Records from a collection of figures
******
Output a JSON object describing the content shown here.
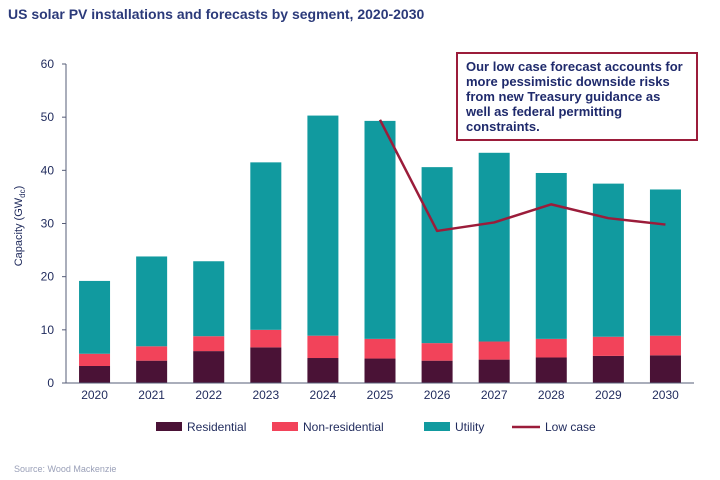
{
  "chart_data": {
    "type": "bar",
    "stacked": true,
    "title": "US solar PV installations and forecasts  by segment, 2020-2030",
    "ylabel": "Capacity (GWdc)",
    "ylim": [
      0,
      60
    ],
    "yticks": [
      0,
      10,
      20,
      30,
      40,
      50,
      60
    ],
    "categories": [
      "2020",
      "2021",
      "2022",
      "2023",
      "2024",
      "2025",
      "2026",
      "2027",
      "2028",
      "2029",
      "2030"
    ],
    "series": [
      {
        "name": "Residential",
        "kind": "bar",
        "color": "#4a1236",
        "values": [
          3.2,
          4.2,
          6.0,
          6.7,
          4.7,
          4.6,
          4.2,
          4.4,
          4.8,
          5.1,
          5.2
        ]
      },
      {
        "name": "Non-residential",
        "kind": "bar",
        "color": "#f2435a",
        "values": [
          2.3,
          2.7,
          2.8,
          3.3,
          4.2,
          3.7,
          3.3,
          3.4,
          3.5,
          3.6,
          3.7
        ]
      },
      {
        "name": "Utility",
        "kind": "bar",
        "color": "#119a9f",
        "values": [
          13.7,
          16.9,
          14.1,
          31.5,
          41.4,
          41.0,
          33.1,
          35.5,
          31.2,
          28.8,
          27.5
        ]
      },
      {
        "name": "Low case",
        "kind": "line",
        "color": "#9b1c3a",
        "values": [
          null,
          null,
          null,
          null,
          null,
          49.5,
          28.6,
          30.2,
          33.6,
          31.0,
          29.8
        ]
      }
    ],
    "legend": "bottom",
    "grid": false,
    "annotation": "Our low case forecast accounts for more pessimistic  downside risks  from new Treasury guidance as well as federal permitting constraints.",
    "source": "Source: Wood Mackenzie"
  }
}
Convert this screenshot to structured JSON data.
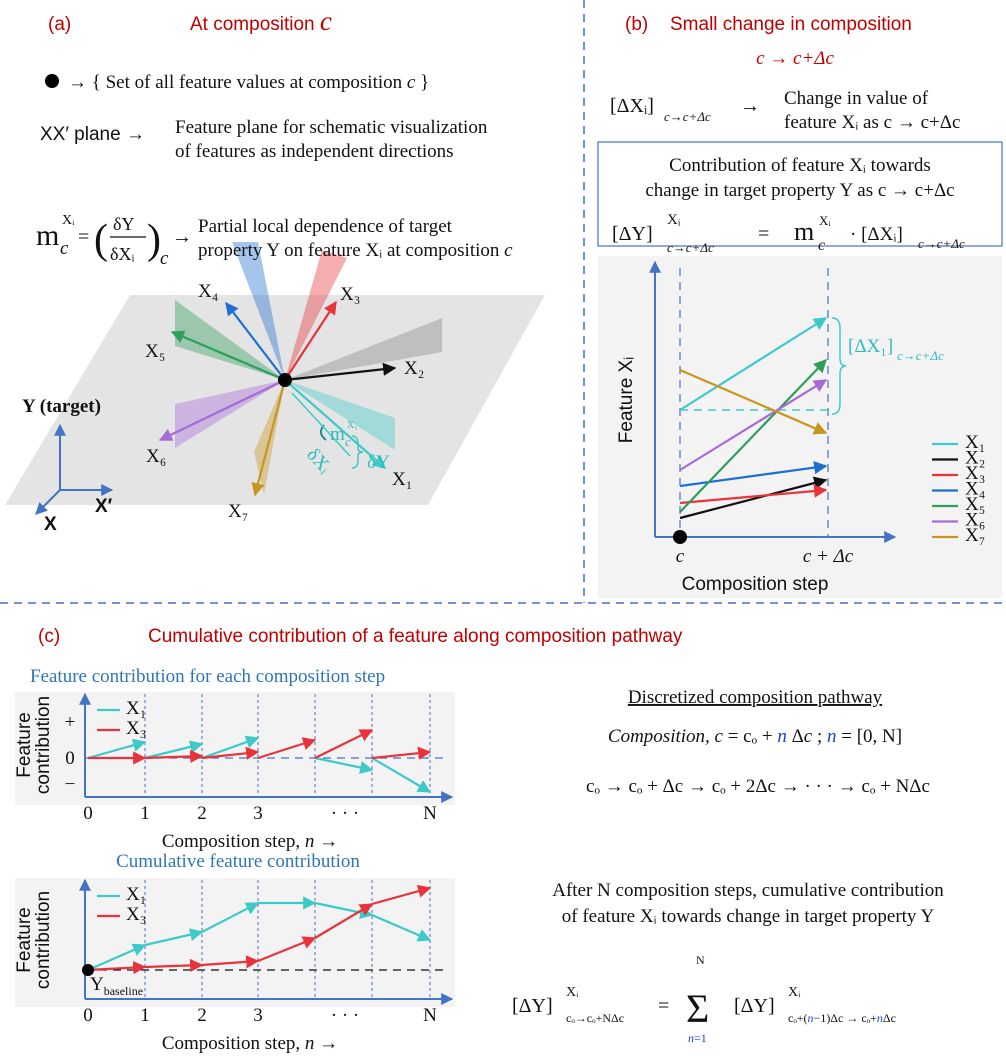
{
  "panel_a": {
    "label": "(a)",
    "title": [
      "At composition ",
      "c"
    ],
    "dot_legend": [
      "→ { Set of all feature values at composition ",
      "c",
      " }"
    ],
    "plane_key": "XX′ plane →",
    "plane_desc": [
      "Feature plane for schematic visualization",
      "of features as independent directions"
    ],
    "dependence_formula": [
      "m",
      "Xᵢ",
      "c",
      "=",
      "(",
      "δY",
      "δXᵢ",
      ")",
      "c",
      "→"
    ],
    "dependence_desc": [
      "Partial local dependence of target",
      "property Y on feature Xᵢ at composition ",
      "c"
    ],
    "features": [
      "X₁",
      "X₂",
      "X₃",
      "X₄",
      "X₅",
      "X₆",
      "X₇"
    ],
    "slope_label": [
      "m",
      "X₁",
      "c"
    ],
    "delta_y": "δY",
    "delta_x": "δXᵢ",
    "axes": [
      "Y (target)",
      "X′",
      "X"
    ]
  },
  "panel_b": {
    "label": "(b)",
    "title": "Small change in composition",
    "subtitle": "c → c+Δc",
    "change_formula": [
      "[ΔXᵢ]",
      "c→c+Δc",
      "→"
    ],
    "change_desc": [
      "Change in value of",
      "feature Xᵢ as c → c+Δc"
    ],
    "box_text": [
      "Contribution of feature Xᵢ towards",
      "change in target property Y as c → c+Δc"
    ],
    "box_formula": [
      "[ΔY]",
      "Xᵢ",
      "c→c+Δc",
      "=",
      "m",
      "Xᵢ",
      "c",
      "· [ΔXᵢ]",
      "c→c+Δc"
    ],
    "chart": {
      "y_label": "Feature Xᵢ",
      "x_ticks": [
        "c",
        "c + Δc"
      ],
      "x_label": "Composition step",
      "annotation": [
        "[ΔX₁]",
        "c→c+Δc"
      ],
      "legend": [
        "X₁",
        "X₂",
        "X₃",
        "X₄",
        "X₅",
        "X₆",
        "X₇"
      ]
    }
  },
  "panel_c": {
    "label": "(c)",
    "title": "Cumulative contribution of a feature along composition pathway",
    "step_chart": {
      "title": "Feature contribution for each composition step",
      "y_label": [
        "Feature",
        "contribution"
      ],
      "y_ticks": [
        "+",
        "0",
        "−"
      ],
      "x_ticks": [
        "0",
        "1",
        "2",
        "3",
        "· · ·",
        "N"
      ],
      "x_label": [
        "Composition step, ",
        "n",
        " →"
      ],
      "legend": [
        "X₁",
        "X₃"
      ]
    },
    "cumulative_chart": {
      "title": "Cumulative feature contribution",
      "y_label": [
        "Feature",
        "contribution"
      ],
      "baseline": [
        "Y",
        "baseline"
      ],
      "x_ticks": [
        "0",
        "1",
        "2",
        "3",
        "· · ·",
        "N"
      ],
      "x_label": [
        "Composition step, ",
        "n",
        " →"
      ],
      "legend": [
        "X₁",
        "X₃"
      ]
    },
    "pathway": {
      "title": "Discretized composition pathway",
      "composition": [
        "Composition, c",
        " = cₒ + ",
        "n",
        " Δ",
        "c",
        "    ;  ",
        "n",
        " = [0, N]"
      ],
      "sequence": "cₒ → cₒ + Δc → cₒ + 2Δc →  · · ·  → cₒ + NΔc"
    },
    "cumulative_text": [
      "After N composition steps, cumulative contribution",
      "of feature Xᵢ towards change in target property Y"
    ],
    "cumulative_formula": [
      "[ΔY]",
      "Xᵢ",
      "cₒ→cₒ+NΔc",
      "=",
      "Σ",
      "N",
      "n",
      "=1",
      "[ΔY]",
      "Xᵢ",
      "cₒ+(",
      "n",
      "−1)Δc → cₒ+",
      "n",
      "Δc"
    ]
  }
}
******
▸ **Work to complete**
Leave out the pictures and copy the rest of the material above exactly.

▸ **Response to the task**
Output a JSON object describing the content shown here.
{
  "chart_data": {
    "type": "bar",
    "stacked": true,
    "title": "US solar PV installations and forecasts  by segment, 2020-2030",
    "ylabel": "Capacity (GWdc)",
    "ylim": [
      0,
      60
    ],
    "yticks": [
      0,
      10,
      20,
      30,
      40,
      50,
      60
    ],
    "categories": [
      "2020",
      "2021",
      "2022",
      "2023",
      "2024",
      "2025",
      "2026",
      "2027",
      "2028",
      "2029",
      "2030"
    ],
    "series": [
      {
        "name": "Residential",
        "kind": "bar",
        "color": "#4a1236",
        "values": [
          3.2,
          4.2,
          6.0,
          6.7,
          4.7,
          4.6,
          4.2,
          4.4,
          4.8,
          5.1,
          5.2
        ]
      },
      {
        "name": "Non-residential",
        "kind": "bar",
        "color": "#f2435a",
        "values": [
          2.3,
          2.7,
          2.8,
          3.3,
          4.2,
          3.7,
          3.3,
          3.4,
          3.5,
          3.6,
          3.7
        ]
      },
      {
        "name": "Utility",
        "kind": "bar",
        "color": "#119a9f",
        "values": [
          13.7,
          16.9,
          14.1,
          31.5,
          41.4,
          41.0,
          33.1,
          35.5,
          31.2,
          28.8,
          27.5
        ]
      },
      {
        "name": "Low case",
        "kind": "line",
        "color": "#9b1c3a",
        "values": [
          null,
          null,
          null,
          null,
          null,
          49.5,
          28.6,
          30.2,
          33.6,
          31.0,
          29.8
        ]
      }
    ],
    "legend": "bottom",
    "grid": false,
    "annotation": "Our low case forecast accounts for more pessimistic  downside risks  from new Treasury guidance as well as federal permitting constraints.",
    "source": "Source: Wood Mackenzie"
  }
}
Convert this screenshot to structured JSON data.
{
  "panel_a": {
    "label": "(a)",
    "title": [
      "At composition ",
      "c"
    ],
    "dot_legend": [
      "→ { Set of all feature values at composition ",
      "c",
      " }"
    ],
    "plane_key": "XX′ plane →",
    "plane_desc": [
      "Feature plane for schematic visualization",
      "of features as independent directions"
    ],
    "dependence_formula": [
      "m",
      "Xᵢ",
      "c",
      "=",
      "(",
      "δY",
      "δXᵢ",
      ")",
      "c",
      "→"
    ],
    "dependence_desc": [
      "Partial local dependence of target",
      "property Y on feature Xᵢ at composition ",
      "c"
    ],
    "features": [
      "X₁",
      "X₂",
      "X₃",
      "X₄",
      "X₅",
      "X₆",
      "X₇"
    ],
    "slope_label": [
      "m",
      "X₁",
      "c"
    ],
    "delta_y": "δY",
    "delta_x": "δXᵢ",
    "axes": [
      "Y (target)",
      "X′",
      "X"
    ]
  },
  "panel_b": {
    "label": "(b)",
    "title": "Small change in composition",
    "subtitle": "c → c+Δc",
    "change_formula": [
      "[ΔXᵢ]",
      "c→c+Δc",
      "→"
    ],
    "change_desc": [
      "Change in value of",
      "feature Xᵢ as c → c+Δc"
    ],
    "box_text": [
      "Contribution of feature Xᵢ towards",
      "change in target property Y as c → c+Δc"
    ],
    "box_formula": [
      "[ΔY]",
      "Xᵢ",
      "c→c+Δc",
      "=",
      "m",
      "Xᵢ",
      "c",
      "· [ΔXᵢ]",
      "c→c+Δc"
    ],
    "chart": {
      "y_label": "Feature Xᵢ",
      "x_ticks": [
        "c",
        "c + Δc"
      ],
      "x_label": "Composition step",
      "annotation": [
        "[ΔX₁]",
        "c→c+Δc"
      ],
      "legend": [
        "X₁",
        "X₂",
        "X₃",
        "X₄",
        "X₅",
        "X₆",
        "X₇"
      ]
    }
  },
  "panel_c": {
    "label": "(c)",
    "title": "Cumulative contribution of a feature along composition pathway",
    "step_chart": {
      "title": "Feature contribution for each composition step",
      "y_label": [
        "Feature",
        "contribution"
      ],
      "y_ticks": [
        "+",
        "0",
        "−"
      ],
      "x_ticks": [
        "0",
        "1",
        "2",
        "3",
        "· · ·",
        "N"
      ],
      "x_label": [
        "Composition step, ",
        "n",
        " →"
      ],
      "legend": [
        "X₁",
        "X₃"
      ]
    },
    "cumulative_chart": {
      "title": "Cumulative feature contribution",
      "y_label": [
        "Feature",
        "contribution"
      ],
      "baseline": [
        "Y",
        "baseline"
      ],
      "x_ticks": [
        "0",
        "1",
        "2",
        "3",
        "· · ·",
        "N"
      ],
      "x_label": [
        "Composition step, ",
        "n",
        " →"
      ],
      "legend": [
        "X₁",
        "X₃"
      ]
    },
    "pathway": {
      "title": "Discretized composition pathway",
      "composition": [
        "Composition, c",
        " = cₒ + ",
        "n",
        " Δ",
        "c",
        "    ;  ",
        "n",
        " = [0, N]"
      ],
      "sequence": "cₒ → cₒ + Δc → cₒ + 2Δc →  · · ·  → cₒ + NΔc"
    },
    "cumulative_text": [
      "After N composition steps, cumulative contribution",
      "of feature Xᵢ towards change in target property Y"
    ],
    "cumulative_formula": [
      "[ΔY]",
      "Xᵢ",
      "cₒ→cₒ+NΔc",
      "=",
      "Σ",
      "N",
      "n",
      "=1",
      "[ΔY]",
      "Xᵢ",
      "cₒ+(",
      "n",
      "−1)Δc → cₒ+",
      "n",
      "Δc"
    ]
  }
}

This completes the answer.